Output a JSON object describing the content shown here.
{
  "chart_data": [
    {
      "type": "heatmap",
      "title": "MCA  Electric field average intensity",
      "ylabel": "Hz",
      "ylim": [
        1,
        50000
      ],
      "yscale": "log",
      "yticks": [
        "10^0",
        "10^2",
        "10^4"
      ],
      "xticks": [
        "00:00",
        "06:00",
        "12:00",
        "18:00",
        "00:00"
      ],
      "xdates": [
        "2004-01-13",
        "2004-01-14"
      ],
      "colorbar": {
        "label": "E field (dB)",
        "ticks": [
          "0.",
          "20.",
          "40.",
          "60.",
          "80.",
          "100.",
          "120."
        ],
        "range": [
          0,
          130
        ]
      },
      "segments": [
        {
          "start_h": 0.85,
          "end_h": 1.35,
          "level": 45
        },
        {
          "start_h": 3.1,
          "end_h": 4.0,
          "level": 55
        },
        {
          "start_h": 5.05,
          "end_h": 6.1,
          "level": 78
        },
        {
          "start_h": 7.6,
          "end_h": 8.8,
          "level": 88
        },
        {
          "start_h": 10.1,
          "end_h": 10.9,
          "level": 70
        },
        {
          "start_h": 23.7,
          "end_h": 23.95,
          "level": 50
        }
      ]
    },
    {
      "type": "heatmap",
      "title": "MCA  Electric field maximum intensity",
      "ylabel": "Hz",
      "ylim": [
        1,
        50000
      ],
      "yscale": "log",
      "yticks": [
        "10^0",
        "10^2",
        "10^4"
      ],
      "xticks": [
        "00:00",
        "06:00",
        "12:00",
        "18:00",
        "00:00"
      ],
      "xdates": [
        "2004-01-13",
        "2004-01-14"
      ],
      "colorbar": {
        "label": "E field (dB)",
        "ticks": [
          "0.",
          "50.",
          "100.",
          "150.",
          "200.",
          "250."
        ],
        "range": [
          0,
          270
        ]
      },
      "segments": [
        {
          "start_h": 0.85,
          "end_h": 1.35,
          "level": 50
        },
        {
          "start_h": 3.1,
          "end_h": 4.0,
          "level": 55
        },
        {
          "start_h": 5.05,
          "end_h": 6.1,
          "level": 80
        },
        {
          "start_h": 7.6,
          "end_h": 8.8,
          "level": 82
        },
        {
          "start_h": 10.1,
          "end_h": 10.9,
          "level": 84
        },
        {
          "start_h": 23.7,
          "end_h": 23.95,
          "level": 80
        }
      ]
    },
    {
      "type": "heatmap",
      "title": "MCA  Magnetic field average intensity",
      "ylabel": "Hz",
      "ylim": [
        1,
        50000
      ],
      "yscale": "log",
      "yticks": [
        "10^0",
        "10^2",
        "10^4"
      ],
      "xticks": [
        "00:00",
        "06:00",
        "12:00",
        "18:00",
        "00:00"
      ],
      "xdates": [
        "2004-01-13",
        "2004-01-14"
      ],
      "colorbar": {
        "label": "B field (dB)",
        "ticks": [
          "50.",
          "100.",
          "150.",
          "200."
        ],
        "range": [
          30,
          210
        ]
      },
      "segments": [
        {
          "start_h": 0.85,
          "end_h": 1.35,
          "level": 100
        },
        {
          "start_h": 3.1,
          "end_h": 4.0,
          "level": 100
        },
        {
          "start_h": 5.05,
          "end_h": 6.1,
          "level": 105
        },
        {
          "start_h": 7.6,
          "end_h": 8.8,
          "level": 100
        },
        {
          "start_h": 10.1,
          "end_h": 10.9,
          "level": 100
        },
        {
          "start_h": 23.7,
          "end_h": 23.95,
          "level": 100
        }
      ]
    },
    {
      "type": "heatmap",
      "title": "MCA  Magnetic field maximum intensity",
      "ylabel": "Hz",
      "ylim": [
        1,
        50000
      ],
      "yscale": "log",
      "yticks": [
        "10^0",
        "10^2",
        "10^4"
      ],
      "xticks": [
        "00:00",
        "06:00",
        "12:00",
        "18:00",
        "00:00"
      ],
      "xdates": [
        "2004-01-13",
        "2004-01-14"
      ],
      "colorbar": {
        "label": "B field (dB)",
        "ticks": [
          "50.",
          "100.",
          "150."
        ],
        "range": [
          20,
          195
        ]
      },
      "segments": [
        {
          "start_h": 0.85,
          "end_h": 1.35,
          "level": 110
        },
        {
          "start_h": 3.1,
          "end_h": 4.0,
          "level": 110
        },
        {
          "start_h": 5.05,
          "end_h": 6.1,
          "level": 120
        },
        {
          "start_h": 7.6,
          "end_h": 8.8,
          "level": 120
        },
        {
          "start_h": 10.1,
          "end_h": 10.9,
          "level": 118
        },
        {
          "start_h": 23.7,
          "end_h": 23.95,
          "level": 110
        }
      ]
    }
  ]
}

++++++

_Short problem_. Where a line above contains the word "average", copy that line.

_Full response_.
      "title": "MCA  Electric field average intensity",
      "title": "MCA  Magnetic field average intensity",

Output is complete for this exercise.